**What to work on**
Print the full listing exactly.

**The input**
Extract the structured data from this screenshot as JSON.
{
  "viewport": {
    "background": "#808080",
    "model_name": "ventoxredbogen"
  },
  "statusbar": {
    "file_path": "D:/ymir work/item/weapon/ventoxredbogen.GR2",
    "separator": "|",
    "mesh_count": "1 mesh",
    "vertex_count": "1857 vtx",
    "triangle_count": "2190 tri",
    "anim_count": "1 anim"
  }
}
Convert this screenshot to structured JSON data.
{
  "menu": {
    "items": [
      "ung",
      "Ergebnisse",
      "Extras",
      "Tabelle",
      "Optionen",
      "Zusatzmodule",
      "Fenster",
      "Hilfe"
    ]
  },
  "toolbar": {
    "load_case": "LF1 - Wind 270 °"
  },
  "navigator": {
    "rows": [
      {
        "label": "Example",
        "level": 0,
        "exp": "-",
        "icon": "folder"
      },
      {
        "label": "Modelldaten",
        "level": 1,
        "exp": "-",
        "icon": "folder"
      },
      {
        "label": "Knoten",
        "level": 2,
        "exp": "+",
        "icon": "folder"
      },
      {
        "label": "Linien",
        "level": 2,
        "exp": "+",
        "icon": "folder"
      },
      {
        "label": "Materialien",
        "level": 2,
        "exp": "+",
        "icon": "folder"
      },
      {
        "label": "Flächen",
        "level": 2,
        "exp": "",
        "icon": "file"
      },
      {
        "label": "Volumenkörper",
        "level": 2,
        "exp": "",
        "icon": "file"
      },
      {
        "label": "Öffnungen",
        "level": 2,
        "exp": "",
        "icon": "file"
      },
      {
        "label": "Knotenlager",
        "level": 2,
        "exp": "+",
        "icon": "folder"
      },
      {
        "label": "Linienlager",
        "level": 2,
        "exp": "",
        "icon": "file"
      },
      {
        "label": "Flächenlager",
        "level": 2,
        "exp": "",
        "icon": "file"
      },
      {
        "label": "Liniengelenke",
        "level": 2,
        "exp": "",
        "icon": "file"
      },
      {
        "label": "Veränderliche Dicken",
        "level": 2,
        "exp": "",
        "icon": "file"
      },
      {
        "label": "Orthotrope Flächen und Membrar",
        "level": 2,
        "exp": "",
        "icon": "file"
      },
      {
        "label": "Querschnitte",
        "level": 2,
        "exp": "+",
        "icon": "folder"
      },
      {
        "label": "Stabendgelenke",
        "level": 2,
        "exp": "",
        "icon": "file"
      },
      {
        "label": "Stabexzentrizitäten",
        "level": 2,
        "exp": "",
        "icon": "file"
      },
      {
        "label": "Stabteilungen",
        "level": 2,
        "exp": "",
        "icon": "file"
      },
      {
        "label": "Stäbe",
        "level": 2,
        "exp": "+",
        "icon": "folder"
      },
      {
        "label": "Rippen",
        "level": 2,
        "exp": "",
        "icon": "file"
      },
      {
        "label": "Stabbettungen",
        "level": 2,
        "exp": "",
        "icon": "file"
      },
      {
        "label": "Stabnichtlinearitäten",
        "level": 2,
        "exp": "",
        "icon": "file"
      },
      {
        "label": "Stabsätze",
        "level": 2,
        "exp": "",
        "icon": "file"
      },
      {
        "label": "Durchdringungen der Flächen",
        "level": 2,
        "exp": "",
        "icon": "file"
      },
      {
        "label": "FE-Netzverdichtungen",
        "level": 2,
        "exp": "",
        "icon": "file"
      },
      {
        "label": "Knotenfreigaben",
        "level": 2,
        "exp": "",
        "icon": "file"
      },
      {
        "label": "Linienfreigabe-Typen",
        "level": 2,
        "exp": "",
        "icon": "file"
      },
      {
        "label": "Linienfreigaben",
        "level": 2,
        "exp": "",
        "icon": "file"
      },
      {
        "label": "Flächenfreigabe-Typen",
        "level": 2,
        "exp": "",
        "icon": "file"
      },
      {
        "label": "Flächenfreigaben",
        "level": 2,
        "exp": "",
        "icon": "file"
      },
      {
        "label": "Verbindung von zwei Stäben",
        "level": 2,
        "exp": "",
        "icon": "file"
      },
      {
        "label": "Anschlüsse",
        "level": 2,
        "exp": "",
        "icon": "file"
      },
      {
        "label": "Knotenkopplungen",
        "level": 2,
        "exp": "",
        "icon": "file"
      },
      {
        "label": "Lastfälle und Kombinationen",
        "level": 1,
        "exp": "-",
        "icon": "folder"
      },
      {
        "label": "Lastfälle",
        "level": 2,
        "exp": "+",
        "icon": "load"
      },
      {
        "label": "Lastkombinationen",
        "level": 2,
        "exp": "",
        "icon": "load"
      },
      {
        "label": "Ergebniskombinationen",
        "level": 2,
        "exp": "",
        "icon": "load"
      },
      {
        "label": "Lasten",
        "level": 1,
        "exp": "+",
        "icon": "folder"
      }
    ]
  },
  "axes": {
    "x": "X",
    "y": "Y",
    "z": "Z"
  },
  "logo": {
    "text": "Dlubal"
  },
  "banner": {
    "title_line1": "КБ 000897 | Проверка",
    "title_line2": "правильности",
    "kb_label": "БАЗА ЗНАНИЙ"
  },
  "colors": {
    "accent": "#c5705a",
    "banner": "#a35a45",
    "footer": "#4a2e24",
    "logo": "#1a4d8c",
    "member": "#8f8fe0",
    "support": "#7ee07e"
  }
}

**Solution for this exercise**
Extract the structured data from this screenshot as JSON.
{
  "viewport": {
    "background": "#808080",
    "model_name": "ventoxredbogen"
  },
  "statusbar": {
    "file_path": "D:/ymir work/item/weapon/ventoxredbogen.GR2",
    "separator": "|",
    "mesh_count": "1 mesh",
    "vertex_count": "1857 vtx",
    "triangle_count": "2190 tri",
    "anim_count": "1 anim"
  }
}
Convert this screenshot to structured JSON data.
{
  "menu": {
    "items": [
      "ung",
      "Ergebnisse",
      "Extras",
      "Tabelle",
      "Optionen",
      "Zusatzmodule",
      "Fenster",
      "Hilfe"
    ]
  },
  "toolbar": {
    "load_case": "LF1 - Wind 270 °"
  },
  "navigator": {
    "rows": [
      {
        "label": "Example",
        "level": 0,
        "exp": "-",
        "icon": "folder"
      },
      {
        "label": "Modelldaten",
        "level": 1,
        "exp": "-",
        "icon": "folder"
      },
      {
        "label": "Knoten",
        "level": 2,
        "exp": "+",
        "icon": "folder"
      },
      {
        "label": "Linien",
        "level": 2,
        "exp": "+",
        "icon": "folder"
      },
      {
        "label": "Materialien",
        "level": 2,
        "exp": "+",
        "icon": "folder"
      },
      {
        "label": "Flächen",
        "level": 2,
        "exp": "",
        "icon": "file"
      },
      {
        "label": "Volumenkörper",
        "level": 2,
        "exp": "",
        "icon": "file"
      },
      {
        "label": "Öffnungen",
        "level": 2,
        "exp": "",
        "icon": "file"
      },
      {
        "label": "Knotenlager",
        "level": 2,
        "exp": "+",
        "icon": "folder"
      },
      {
        "label": "Linienlager",
        "level": 2,
        "exp": "",
        "icon": "file"
      },
      {
        "label": "Flächenlager",
        "level": 2,
        "exp": "",
        "icon": "file"
      },
      {
        "label": "Liniengelenke",
        "level": 2,
        "exp": "",
        "icon": "file"
      },
      {
        "label": "Veränderliche Dicken",
        "level": 2,
        "exp": "",
        "icon": "file"
      },
      {
        "label": "Orthotrope Flächen und Membrar",
        "level": 2,
        "exp": "",
        "icon": "file"
      },
      {
        "label": "Querschnitte",
        "level": 2,
        "exp": "+",
        "icon": "folder"
      },
      {
        "label": "Stabendgelenke",
        "level": 2,
        "exp": "",
        "icon": "file"
      },
      {
        "label": "Stabexzentrizitäten",
        "level": 2,
        "exp": "",
        "icon": "file"
      },
      {
        "label": "Stabteilungen",
        "level": 2,
        "exp": "",
        "icon": "file"
      },
      {
        "label": "Stäbe",
        "level": 2,
        "exp": "+",
        "icon": "folder"
      },
      {
        "label": "Rippen",
        "level": 2,
        "exp": "",
        "icon": "file"
      },
      {
        "label": "Stabbettungen",
        "level": 2,
        "exp": "",
        "icon": "file"
      },
      {
        "label": "Stabnichtlinearitäten",
        "level": 2,
        "exp": "",
        "icon": "file"
      },
      {
        "label": "Stabsätze",
        "level": 2,
        "exp": "",
        "icon": "file"
      },
      {
        "label": "Durchdringungen der Flächen",
        "level": 2,
        "exp": "",
        "icon": "file"
      },
      {
        "label": "FE-Netzverdichtungen",
        "level": 2,
        "exp": "",
        "icon": "file"
      },
      {
        "label": "Knotenfreigaben",
        "level": 2,
        "exp": "",
        "icon": "file"
      },
      {
        "label": "Linienfreigabe-Typen",
        "level": 2,
        "exp": "",
        "icon": "file"
      },
      {
        "label": "Linienfreigaben",
        "level": 2,
        "exp": "",
        "icon": "file"
      },
      {
        "label": "Flächenfreigabe-Typen",
        "level": 2,
        "exp": "",
        "icon": "file"
      },
      {
        "label": "Flächenfreigaben",
        "level": 2,
        "exp": "",
        "icon": "file"
      },
      {
        "label": "Verbindung von zwei Stäben",
        "level": 2,
        "exp": "",
        "icon": "file"
      },
      {
        "label": "Anschlüsse",
        "level": 2,
        "exp": "",
        "icon": "file"
      },
      {
        "label": "Knotenkopplungen",
        "level": 2,
        "exp": "",
        "icon": "file"
      },
      {
        "label": "Lastfälle und Kombinationen",
        "level": 1,
        "exp": "-",
        "icon": "folder"
      },
      {
        "label": "Lastfälle",
        "level": 2,
        "exp": "+",
        "icon": "load"
      },
      {
        "label": "Lastkombinationen",
        "level": 2,
        "exp": "",
        "icon": "load"
      },
      {
        "label": "Ergebniskombinationen",
        "level": 2,
        "exp": "",
        "icon": "load"
      },
      {
        "label": "Lasten",
        "level": 1,
        "exp": "+",
        "icon": "folder"
      }
    ]
  },
  "axes": {
    "x": "X",
    "y": "Y",
    "z": "Z"
  },
  "logo": {
    "text": "Dlubal"
  },
  "banner": {
    "title_line1": "КБ 000897 | Проверка",
    "title_line2": "правильности",
    "kb_label": "БАЗА ЗНАНИЙ"
  },
  "colors": {
    "accent": "#c5705a",
    "banner": "#a35a45",
    "footer": "#4a2e24",
    "logo": "#1a4d8c",
    "member": "#8f8fe0",
    "support": "#7ee07e"
  }
}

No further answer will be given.